● **WRITTEN PROBLEM**
Quote the listing below in its entirety, omitting every image.
══════════════════════════════
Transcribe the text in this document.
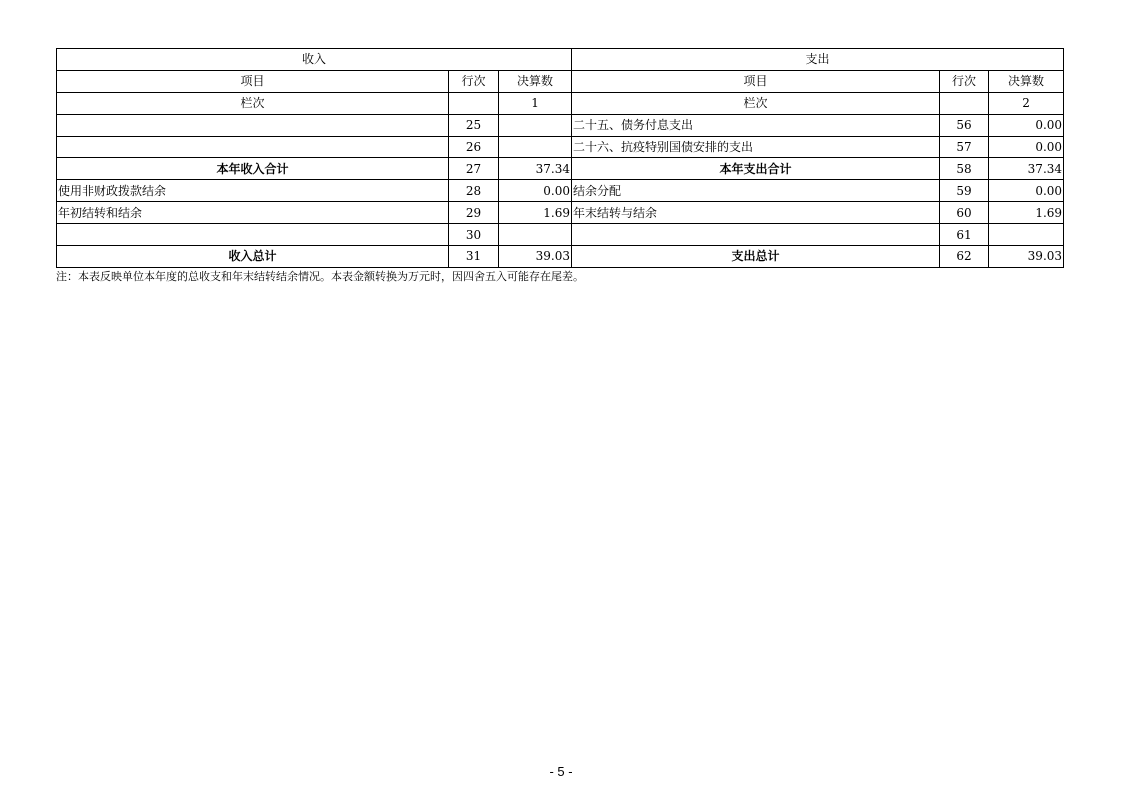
收入			支出		
项目	行次	决算数	项目	行次	决算数
栏次		1	栏次		2
	25		二十五、债务付息支出	56	0.00
	26		二十六、抗疫特别国债安排的支出	57	0.00
本年收入合计	27	37.34	本年支出合计	58	37.34
使用非财政拨款结余	28	0.00	结余分配	59	0.00
年初结转和结余	29	1.69	年末结转与结余	60	1.69
	30			61	
收入总计	31	39.03	支出总计	62	39.03
注：本表反映单位本年度的总收支和年末结转结余情况。本表金额转换为万元时，因四舍五入可能存在尾差。
- 5 -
══════════════════════════════
● **FINAL RESULT**
Transcribe the text in this document.
收入			支出		
项目	行次	决算数	项目	行次	决算数
栏次		1	栏次		2
	25		二十五、债务付息支出	56	0.00
	26		二十六、抗疫特别国债安排的支出	57	0.00
本年收入合计	27	37.34	本年支出合计	58	37.34
使用非财政拨款结余	28	0.00	结余分配	59	0.00
年初结转和结余	29	1.69	年末结转与结余	60	1.69
	30			61	
收入总计	31	39.03	支出总计	62	39.03
注：本表反映单位本年度的总收支和年末结转结余情况。本表金额转换为万元时，因四舍五入可能存在尾差。
- 5 -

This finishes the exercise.